• [Set problem] Pick out every line in the records below that contains the string "农保C类", and copy each one in full.

• [Exercise material]
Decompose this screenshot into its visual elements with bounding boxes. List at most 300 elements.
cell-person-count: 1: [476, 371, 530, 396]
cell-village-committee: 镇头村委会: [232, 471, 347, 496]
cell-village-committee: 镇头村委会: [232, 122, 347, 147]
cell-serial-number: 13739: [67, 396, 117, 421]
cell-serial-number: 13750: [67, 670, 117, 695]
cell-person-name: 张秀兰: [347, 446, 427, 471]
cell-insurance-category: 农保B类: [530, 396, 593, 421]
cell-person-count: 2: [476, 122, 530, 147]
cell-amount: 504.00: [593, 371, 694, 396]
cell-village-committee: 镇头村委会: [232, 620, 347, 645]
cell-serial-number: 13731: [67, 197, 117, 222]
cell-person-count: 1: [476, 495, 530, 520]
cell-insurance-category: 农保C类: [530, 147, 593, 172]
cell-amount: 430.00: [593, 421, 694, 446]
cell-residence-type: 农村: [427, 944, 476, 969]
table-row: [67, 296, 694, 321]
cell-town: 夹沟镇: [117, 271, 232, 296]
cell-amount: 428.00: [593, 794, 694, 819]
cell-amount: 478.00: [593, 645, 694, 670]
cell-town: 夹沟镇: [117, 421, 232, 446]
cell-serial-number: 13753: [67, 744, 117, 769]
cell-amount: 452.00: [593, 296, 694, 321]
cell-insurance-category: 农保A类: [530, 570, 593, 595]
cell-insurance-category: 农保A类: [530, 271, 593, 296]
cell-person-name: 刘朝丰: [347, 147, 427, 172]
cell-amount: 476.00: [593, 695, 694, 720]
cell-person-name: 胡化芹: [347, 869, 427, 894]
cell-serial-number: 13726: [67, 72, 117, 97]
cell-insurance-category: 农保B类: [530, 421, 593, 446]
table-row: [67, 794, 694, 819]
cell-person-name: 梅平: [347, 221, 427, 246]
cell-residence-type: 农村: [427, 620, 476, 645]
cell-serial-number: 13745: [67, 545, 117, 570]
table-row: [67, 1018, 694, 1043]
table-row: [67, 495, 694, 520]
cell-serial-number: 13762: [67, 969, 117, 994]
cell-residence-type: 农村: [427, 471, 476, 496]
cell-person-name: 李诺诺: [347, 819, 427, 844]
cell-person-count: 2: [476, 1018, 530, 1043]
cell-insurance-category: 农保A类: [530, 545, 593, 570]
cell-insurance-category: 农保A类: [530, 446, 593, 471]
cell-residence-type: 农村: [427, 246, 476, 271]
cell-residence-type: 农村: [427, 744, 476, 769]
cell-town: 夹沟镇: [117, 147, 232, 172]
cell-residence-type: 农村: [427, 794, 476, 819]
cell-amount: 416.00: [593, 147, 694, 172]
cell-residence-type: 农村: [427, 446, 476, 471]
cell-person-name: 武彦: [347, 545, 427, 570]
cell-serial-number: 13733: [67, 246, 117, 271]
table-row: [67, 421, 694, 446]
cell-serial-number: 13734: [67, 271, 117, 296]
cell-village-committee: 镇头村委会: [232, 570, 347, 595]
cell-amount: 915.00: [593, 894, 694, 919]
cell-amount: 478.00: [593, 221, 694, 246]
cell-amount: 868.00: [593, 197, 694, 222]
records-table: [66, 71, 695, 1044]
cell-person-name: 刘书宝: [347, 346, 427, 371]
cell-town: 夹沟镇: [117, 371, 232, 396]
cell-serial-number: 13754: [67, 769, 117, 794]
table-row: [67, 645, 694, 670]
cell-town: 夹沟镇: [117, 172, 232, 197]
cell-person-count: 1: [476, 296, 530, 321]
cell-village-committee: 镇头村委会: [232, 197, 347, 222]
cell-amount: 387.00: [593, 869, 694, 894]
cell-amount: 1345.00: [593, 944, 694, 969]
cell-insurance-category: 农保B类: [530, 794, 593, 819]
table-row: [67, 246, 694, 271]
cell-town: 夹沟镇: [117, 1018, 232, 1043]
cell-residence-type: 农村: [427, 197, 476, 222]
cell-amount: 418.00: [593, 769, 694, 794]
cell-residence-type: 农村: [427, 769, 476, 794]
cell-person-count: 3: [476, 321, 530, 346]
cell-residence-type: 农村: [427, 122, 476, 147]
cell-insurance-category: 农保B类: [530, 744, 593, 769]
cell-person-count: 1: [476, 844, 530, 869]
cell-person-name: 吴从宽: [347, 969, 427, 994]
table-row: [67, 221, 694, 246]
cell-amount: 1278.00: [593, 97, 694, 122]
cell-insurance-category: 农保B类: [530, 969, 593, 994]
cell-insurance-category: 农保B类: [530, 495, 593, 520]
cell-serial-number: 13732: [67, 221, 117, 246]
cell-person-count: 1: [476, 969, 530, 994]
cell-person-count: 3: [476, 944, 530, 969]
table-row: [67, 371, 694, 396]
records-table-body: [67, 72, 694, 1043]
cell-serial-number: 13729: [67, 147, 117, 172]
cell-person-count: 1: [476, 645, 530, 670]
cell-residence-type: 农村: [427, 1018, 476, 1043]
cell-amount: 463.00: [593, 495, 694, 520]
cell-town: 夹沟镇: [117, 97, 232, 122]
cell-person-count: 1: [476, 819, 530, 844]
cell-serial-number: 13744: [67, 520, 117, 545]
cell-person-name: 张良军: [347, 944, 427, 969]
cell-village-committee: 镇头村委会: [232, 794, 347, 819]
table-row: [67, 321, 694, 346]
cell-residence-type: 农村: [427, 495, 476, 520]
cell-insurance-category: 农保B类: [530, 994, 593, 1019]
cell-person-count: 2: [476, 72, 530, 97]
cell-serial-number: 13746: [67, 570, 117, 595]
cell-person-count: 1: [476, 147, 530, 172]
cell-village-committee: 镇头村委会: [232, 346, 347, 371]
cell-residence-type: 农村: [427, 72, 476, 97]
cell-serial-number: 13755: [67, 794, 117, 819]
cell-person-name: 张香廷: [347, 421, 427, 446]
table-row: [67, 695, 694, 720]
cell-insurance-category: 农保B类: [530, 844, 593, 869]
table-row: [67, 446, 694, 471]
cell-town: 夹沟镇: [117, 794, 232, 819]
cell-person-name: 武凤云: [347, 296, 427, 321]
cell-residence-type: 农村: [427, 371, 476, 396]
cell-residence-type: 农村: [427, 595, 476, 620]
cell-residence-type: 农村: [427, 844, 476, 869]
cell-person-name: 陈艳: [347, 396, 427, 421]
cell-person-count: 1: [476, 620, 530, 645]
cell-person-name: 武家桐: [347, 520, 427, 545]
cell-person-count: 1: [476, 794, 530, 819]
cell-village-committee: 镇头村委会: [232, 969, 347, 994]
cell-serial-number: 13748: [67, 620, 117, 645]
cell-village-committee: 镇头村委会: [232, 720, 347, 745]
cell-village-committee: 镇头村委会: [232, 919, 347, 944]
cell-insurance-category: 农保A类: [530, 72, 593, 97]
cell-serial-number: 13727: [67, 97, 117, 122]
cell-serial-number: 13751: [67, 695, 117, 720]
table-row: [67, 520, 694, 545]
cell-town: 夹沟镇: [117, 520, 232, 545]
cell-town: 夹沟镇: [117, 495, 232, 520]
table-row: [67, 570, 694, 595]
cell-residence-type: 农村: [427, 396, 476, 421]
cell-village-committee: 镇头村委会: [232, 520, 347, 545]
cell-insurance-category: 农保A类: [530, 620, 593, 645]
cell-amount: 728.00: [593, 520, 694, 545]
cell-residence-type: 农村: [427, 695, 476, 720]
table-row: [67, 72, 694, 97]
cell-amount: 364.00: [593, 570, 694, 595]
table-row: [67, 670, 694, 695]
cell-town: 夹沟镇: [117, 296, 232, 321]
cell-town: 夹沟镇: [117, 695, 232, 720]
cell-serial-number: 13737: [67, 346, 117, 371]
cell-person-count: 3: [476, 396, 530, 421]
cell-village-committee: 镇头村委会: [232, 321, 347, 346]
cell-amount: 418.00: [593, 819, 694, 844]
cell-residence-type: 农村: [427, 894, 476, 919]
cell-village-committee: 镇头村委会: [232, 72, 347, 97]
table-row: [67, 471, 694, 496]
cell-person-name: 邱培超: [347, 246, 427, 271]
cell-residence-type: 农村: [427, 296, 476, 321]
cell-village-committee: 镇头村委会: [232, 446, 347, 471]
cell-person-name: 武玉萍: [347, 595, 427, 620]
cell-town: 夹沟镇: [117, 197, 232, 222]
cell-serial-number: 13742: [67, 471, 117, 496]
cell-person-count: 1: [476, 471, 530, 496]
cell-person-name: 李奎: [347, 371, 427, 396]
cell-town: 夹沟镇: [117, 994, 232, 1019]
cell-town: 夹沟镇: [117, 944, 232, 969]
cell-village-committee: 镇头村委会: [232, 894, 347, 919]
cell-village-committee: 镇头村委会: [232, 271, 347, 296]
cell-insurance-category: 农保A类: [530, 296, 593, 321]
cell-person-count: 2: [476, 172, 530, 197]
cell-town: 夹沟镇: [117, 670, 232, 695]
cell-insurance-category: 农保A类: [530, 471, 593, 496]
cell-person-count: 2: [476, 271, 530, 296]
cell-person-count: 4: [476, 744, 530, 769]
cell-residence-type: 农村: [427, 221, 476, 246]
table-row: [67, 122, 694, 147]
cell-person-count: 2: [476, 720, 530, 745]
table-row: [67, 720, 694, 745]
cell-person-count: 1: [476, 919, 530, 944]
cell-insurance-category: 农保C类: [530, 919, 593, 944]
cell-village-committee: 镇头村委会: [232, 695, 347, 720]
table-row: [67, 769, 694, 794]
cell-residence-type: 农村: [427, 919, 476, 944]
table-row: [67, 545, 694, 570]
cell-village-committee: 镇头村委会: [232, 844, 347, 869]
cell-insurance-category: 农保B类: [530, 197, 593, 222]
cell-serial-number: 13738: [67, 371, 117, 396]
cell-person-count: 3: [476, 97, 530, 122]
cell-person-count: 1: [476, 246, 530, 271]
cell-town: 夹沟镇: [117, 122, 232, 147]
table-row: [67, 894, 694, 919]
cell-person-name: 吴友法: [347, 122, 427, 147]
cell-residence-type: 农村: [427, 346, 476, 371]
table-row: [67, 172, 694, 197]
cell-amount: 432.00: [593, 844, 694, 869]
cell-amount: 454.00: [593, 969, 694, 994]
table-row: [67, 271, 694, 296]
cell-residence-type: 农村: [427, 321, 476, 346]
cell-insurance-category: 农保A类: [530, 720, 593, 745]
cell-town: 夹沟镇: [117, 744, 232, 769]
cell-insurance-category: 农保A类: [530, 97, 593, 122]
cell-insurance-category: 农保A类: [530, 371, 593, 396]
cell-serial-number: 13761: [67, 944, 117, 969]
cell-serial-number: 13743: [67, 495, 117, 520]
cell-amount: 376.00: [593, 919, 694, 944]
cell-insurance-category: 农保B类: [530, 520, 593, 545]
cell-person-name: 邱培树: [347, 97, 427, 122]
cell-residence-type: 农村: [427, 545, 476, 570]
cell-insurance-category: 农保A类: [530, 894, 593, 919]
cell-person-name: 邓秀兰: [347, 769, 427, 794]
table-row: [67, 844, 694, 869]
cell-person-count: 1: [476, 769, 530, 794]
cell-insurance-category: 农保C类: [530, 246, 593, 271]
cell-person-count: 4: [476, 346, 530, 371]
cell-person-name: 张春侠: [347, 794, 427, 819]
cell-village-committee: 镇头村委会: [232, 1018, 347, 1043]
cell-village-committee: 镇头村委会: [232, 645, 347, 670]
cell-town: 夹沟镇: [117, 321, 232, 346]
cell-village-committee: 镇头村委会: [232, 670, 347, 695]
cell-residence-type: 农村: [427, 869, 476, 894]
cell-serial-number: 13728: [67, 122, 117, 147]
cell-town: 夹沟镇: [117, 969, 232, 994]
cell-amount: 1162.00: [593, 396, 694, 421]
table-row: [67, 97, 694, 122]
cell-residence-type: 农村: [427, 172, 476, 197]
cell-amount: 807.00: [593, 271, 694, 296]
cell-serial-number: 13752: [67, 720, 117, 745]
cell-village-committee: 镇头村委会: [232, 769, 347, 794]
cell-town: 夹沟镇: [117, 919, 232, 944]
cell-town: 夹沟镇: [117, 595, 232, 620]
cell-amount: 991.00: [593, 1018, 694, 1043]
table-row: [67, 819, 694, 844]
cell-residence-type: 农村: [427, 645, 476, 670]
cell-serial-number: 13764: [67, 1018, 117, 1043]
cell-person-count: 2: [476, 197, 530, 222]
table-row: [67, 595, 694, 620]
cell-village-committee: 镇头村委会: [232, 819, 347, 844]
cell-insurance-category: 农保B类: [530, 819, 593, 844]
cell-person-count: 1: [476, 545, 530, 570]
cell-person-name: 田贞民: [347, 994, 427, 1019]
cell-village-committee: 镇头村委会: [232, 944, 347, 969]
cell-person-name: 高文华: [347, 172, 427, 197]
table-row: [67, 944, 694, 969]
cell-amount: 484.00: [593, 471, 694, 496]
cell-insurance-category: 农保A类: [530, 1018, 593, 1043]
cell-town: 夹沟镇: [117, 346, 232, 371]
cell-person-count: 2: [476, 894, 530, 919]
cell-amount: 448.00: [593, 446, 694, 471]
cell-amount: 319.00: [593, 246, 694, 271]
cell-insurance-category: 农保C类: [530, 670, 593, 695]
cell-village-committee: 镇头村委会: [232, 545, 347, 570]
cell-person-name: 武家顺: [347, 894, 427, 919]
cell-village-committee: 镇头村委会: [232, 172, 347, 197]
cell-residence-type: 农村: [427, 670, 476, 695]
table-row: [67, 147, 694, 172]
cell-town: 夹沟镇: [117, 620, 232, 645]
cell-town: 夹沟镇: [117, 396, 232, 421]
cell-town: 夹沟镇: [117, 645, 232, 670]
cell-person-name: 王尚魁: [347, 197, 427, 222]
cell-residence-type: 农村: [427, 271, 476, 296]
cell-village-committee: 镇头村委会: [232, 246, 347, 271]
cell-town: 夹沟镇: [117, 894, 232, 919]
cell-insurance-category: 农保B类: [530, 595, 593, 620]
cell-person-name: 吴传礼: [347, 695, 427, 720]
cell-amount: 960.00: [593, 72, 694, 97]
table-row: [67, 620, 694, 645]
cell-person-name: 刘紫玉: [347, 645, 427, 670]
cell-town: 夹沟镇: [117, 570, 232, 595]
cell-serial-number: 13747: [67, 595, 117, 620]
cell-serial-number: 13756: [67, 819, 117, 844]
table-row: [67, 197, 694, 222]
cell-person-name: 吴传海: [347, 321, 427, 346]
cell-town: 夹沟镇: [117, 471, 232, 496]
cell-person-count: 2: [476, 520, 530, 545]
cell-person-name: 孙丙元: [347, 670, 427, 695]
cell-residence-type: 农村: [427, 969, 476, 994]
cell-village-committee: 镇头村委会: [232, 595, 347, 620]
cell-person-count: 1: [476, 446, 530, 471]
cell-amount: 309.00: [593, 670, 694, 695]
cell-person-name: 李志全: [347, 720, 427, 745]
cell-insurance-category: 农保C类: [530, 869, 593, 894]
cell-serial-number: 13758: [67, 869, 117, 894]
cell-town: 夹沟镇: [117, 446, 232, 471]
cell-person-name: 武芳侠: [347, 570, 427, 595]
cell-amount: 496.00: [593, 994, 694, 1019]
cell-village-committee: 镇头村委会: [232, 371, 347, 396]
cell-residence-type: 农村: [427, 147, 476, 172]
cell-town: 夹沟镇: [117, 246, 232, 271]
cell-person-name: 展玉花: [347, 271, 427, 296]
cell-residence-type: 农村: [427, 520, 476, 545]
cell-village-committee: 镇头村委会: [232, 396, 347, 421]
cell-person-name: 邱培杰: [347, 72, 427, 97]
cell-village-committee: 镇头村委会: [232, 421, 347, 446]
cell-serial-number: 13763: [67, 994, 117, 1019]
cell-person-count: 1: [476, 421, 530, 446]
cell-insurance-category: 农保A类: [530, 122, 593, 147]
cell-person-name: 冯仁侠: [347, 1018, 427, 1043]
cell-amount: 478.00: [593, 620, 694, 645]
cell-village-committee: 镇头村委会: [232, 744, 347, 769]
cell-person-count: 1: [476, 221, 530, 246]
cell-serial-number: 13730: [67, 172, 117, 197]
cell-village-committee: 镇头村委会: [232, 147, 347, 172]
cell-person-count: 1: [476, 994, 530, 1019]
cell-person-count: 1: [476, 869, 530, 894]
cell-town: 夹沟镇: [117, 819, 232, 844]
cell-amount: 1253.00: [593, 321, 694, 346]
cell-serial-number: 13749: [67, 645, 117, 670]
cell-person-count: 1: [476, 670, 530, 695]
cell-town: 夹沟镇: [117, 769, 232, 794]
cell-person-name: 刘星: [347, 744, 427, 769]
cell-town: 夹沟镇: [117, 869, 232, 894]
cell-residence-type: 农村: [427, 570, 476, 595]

• [Full solution]
cell-insurance-category: 农保C类: [530, 147, 593, 172]
cell-insurance-category: 农保C类: [530, 919, 593, 944]
cell-insurance-category: 农保C类: [530, 246, 593, 271]
cell-insurance-category: 农保C类: [530, 670, 593, 695]
cell-insurance-category: 农保C类: [530, 869, 593, 894]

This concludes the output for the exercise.